### STATED PROBLEM:
Write out all records as given; omit images.

Stored data entries:
.....

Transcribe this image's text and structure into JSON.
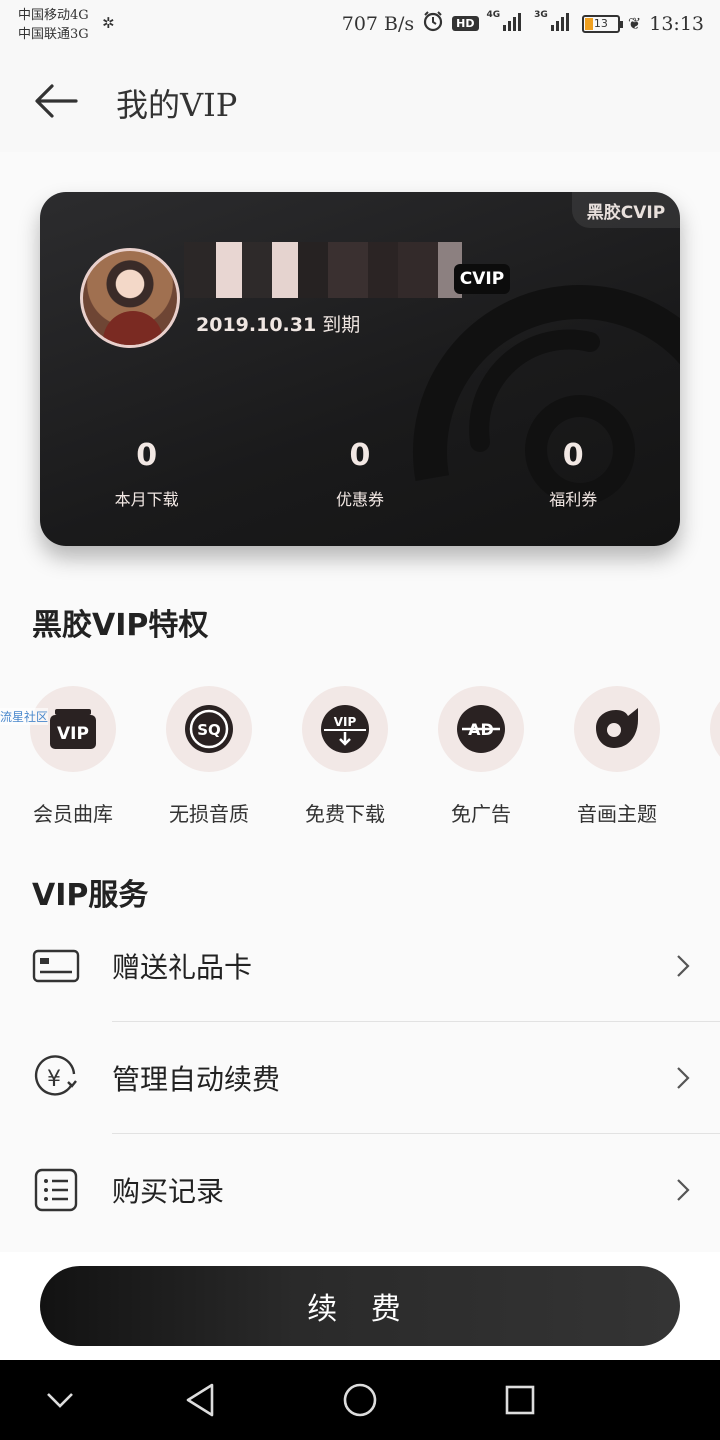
{
  "status_bar": {
    "carrier_1": "中国移动4G",
    "carrier_2": "中国联通3G",
    "net_speed": "707 B/s",
    "hd_label": "HD",
    "net_1": "4G",
    "net_2": "3G",
    "battery": "13",
    "time": "13:13"
  },
  "header": {
    "title": "我的VIP"
  },
  "vip_card": {
    "brand": "黑胶CVIP",
    "badge": "CVIP",
    "expiry_date": "2019.10.31",
    "expiry_suffix": "到期",
    "stats": [
      {
        "value": "0",
        "label": "本月下载"
      },
      {
        "value": "0",
        "label": "优惠券"
      },
      {
        "value": "0",
        "label": "福利券"
      }
    ]
  },
  "privileges": {
    "title": "黑胶VIP特权",
    "watermark": "流星社区",
    "items": [
      {
        "label": "会员曲库",
        "icon": "vip-library-icon"
      },
      {
        "label": "无损音质",
        "icon": "sq-lossless-icon"
      },
      {
        "label": "免费下载",
        "icon": "vip-download-icon"
      },
      {
        "label": "免广告",
        "icon": "no-ad-icon"
      },
      {
        "label": "音画主题",
        "icon": "theme-icon"
      },
      {
        "label": "头",
        "icon": "more-privilege-icon"
      }
    ]
  },
  "services": {
    "title": "VIP服务",
    "items": [
      {
        "label": "赠送礼品卡",
        "icon": "gift-card-icon"
      },
      {
        "label": "管理自动续费",
        "icon": "auto-renew-yen-icon"
      },
      {
        "label": "购买记录",
        "icon": "purchase-list-icon"
      }
    ]
  },
  "renew_button": "续 费",
  "colors": {
    "card_dark": "#1c1c1d",
    "accent_pink": "#f2e8e6",
    "button_dark": "#222222"
  }
}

.....

### FULL OUTPUT:
Transcribe this image's text and structure into JSON.
{
  "status_bar": {
    "carrier_1": "中国移动4G",
    "carrier_2": "中国联通3G",
    "net_speed": "707 B/s",
    "hd_label": "HD",
    "net_1": "4G",
    "net_2": "3G",
    "battery": "13",
    "time": "13:13"
  },
  "header": {
    "title": "我的VIP"
  },
  "vip_card": {
    "brand": "黑胶CVIP",
    "badge": "CVIP",
    "expiry_date": "2019.10.31",
    "expiry_suffix": "到期",
    "stats": [
      {
        "value": "0",
        "label": "本月下载"
      },
      {
        "value": "0",
        "label": "优惠券"
      },
      {
        "value": "0",
        "label": "福利券"
      }
    ]
  },
  "privileges": {
    "title": "黑胶VIP特权",
    "watermark": "流星社区",
    "items": [
      {
        "label": "会员曲库",
        "icon": "vip-library-icon"
      },
      {
        "label": "无损音质",
        "icon": "sq-lossless-icon"
      },
      {
        "label": "免费下载",
        "icon": "vip-download-icon"
      },
      {
        "label": "免广告",
        "icon": "no-ad-icon"
      },
      {
        "label": "音画主题",
        "icon": "theme-icon"
      },
      {
        "label": "头",
        "icon": "more-privilege-icon"
      }
    ]
  },
  "services": {
    "title": "VIP服务",
    "items": [
      {
        "label": "赠送礼品卡",
        "icon": "gift-card-icon"
      },
      {
        "label": "管理自动续费",
        "icon": "auto-renew-yen-icon"
      },
      {
        "label": "购买记录",
        "icon": "purchase-list-icon"
      }
    ]
  },
  "renew_button": "续 费",
  "colors": {
    "card_dark": "#1c1c1d",
    "accent_pink": "#f2e8e6",
    "button_dark": "#222222"
  }
}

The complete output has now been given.